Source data
** Start **

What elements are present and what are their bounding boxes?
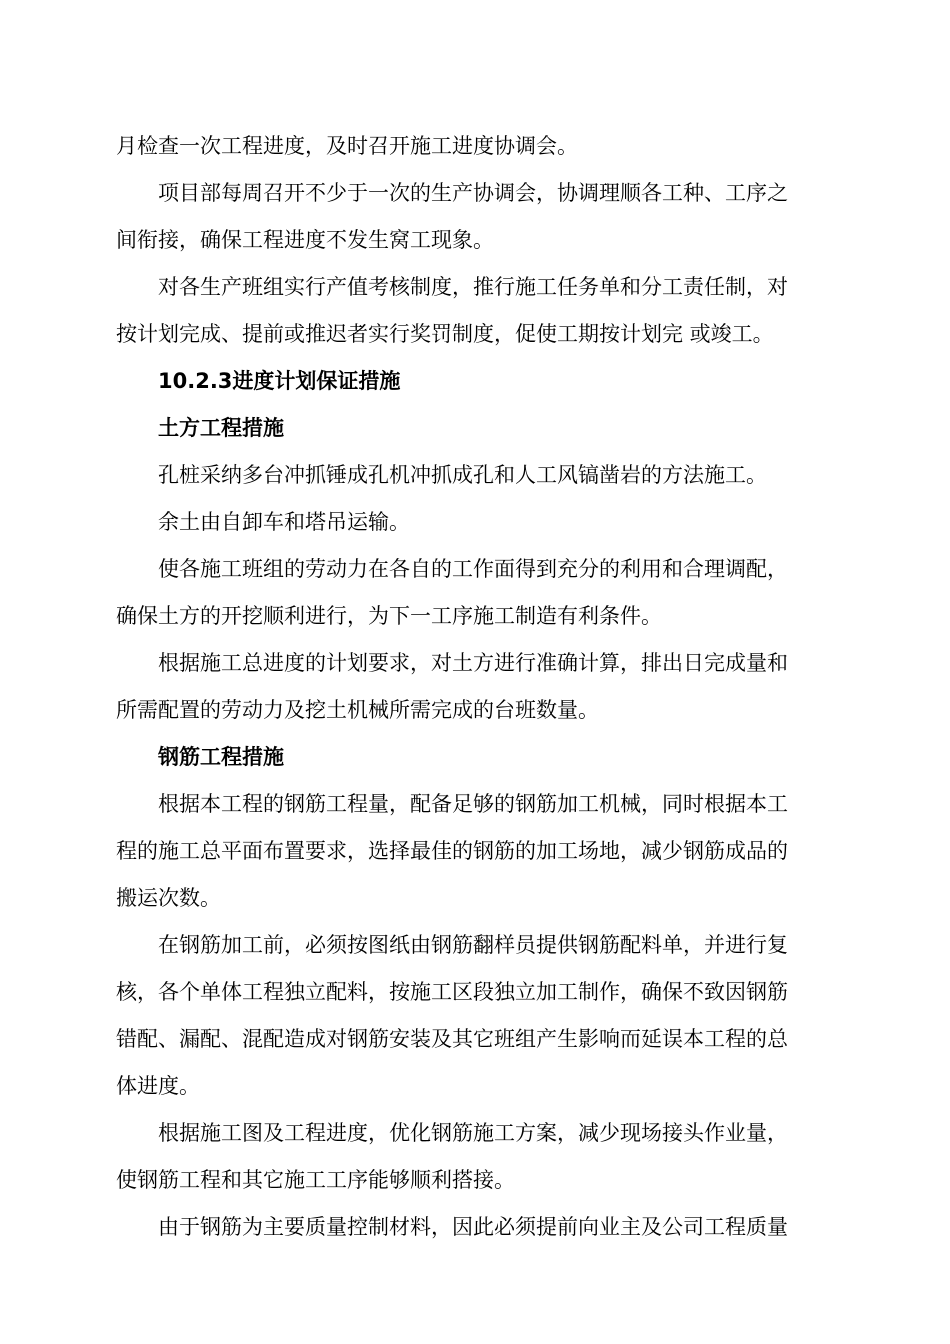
document-body [116, 123, 834, 1251]
text-line: 核，各个单体工程独立配料，按施工区段独立加工制作，确保不致因钢筋 [116, 980, 788, 1004]
text-line: 体进度。 [116, 1074, 200, 1098]
text-line: 月检查一次工程进度，及时召开施工进度协调会。 [116, 134, 578, 158]
text-line: 根据本工程的钢筋工程量，配备足够的钢筋加工机械，同时根据本工 [158, 792, 788, 816]
text-line: 使钢筋工程和其它施工工序能够顺利搭接。 [116, 1168, 515, 1192]
text-line: 根据施工图及工程进度，优化钢筋施工方案，减少现场接头作业量， [158, 1121, 788, 1145]
text-line: 对各生产班组实行产值考核制度，推行施工任务单和分工责任制，对 [158, 275, 788, 299]
text-line: 由于钢筋为主要质量控制材料，因此必须提前向业主及公司工程质量 [158, 1215, 788, 1239]
text-line: 确保土方的开挖顺利进行，为下一工序施工制造有利条件。 [116, 604, 662, 628]
text-line: 程的施工总平面布置要求，选择最佳的钢筋的加工场地，减少钢筋成品的 [116, 839, 788, 863]
text-line: 根据施工总进度的计划要求，对土方进行准确计算，排出日完成量和 [158, 651, 788, 675]
text-line: 按计划完成、提前或推迟者实行奖罚制度，促使工期按计划完 或竣工。 [116, 322, 774, 346]
text-line: 孔桩采纳多台冲抓锤成孔机冲抓成孔和人工风镐凿岩的方法施工。 [158, 463, 767, 487]
text-line: 间衔接，确保工程进度不发生窝工现象。 [116, 228, 494, 252]
text-line: 在钢筋加工前，必须按图纸由钢筋翻样员提供钢筋配料单，并进行复 [158, 933, 788, 957]
section-heading: 10.2.3进度计划保证措施 [158, 369, 401, 393]
section-heading: 钢筋工程措施 [158, 745, 284, 769]
text-line: 搬运次数。 [116, 886, 221, 910]
section-heading: 土方工程措施 [158, 416, 284, 440]
text-line: 错配、漏配、混配造成对钢筋安装及其它班组产生影响而延误本工程的总 [116, 1027, 788, 1051]
text-line: 项目部每周召开不少于一次的生产协调会，协调理顺各工种、工序之 [158, 181, 788, 205]
text-line: 余土由自卸车和塔吊运输。 [158, 510, 410, 534]
text-line: 所需配置的劳动力及挖土机械所需完成的台班数量。 [116, 698, 599, 722]
text-line: 使各施工班组的劳动力在各自的工作面得到充分的利用和合理调配， [158, 557, 788, 581]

** End **

_BRIEF:_ Please extract every line from the one containing "document-body [116, 123, 834, 1251]" down to the one containing "text-line: 按计划完成、提前或推迟者实行奖罚制度，促使工期按计划完 或竣工。", both included, and reproduce them word for word.

_REPLY:_
document-body [116, 123, 834, 1251]
text-line: 核，各个单体工程独立配料，按施工区段独立加工制作，确保不致因钢筋 [116, 980, 788, 1004]
text-line: 体进度。 [116, 1074, 200, 1098]
text-line: 月检查一次工程进度，及时召开施工进度协调会。 [116, 134, 578, 158]
text-line: 根据本工程的钢筋工程量，配备足够的钢筋加工机械，同时根据本工 [158, 792, 788, 816]
text-line: 使钢筋工程和其它施工工序能够顺利搭接。 [116, 1168, 515, 1192]
text-line: 根据施工图及工程进度，优化钢筋施工方案，减少现场接头作业量， [158, 1121, 788, 1145]
text-line: 对各生产班组实行产值考核制度，推行施工任务单和分工责任制，对 [158, 275, 788, 299]
text-line: 由于钢筋为主要质量控制材料，因此必须提前向业主及公司工程质量 [158, 1215, 788, 1239]
text-line: 确保土方的开挖顺利进行，为下一工序施工制造有利条件。 [116, 604, 662, 628]
text-line: 程的施工总平面布置要求，选择最佳的钢筋的加工场地，减少钢筋成品的 [116, 839, 788, 863]
text-line: 根据施工总进度的计划要求，对土方进行准确计算，排出日完成量和 [158, 651, 788, 675]
text-line: 按计划完成、提前或推迟者实行奖罚制度，促使工期按计划完 或竣工。 [116, 322, 774, 346]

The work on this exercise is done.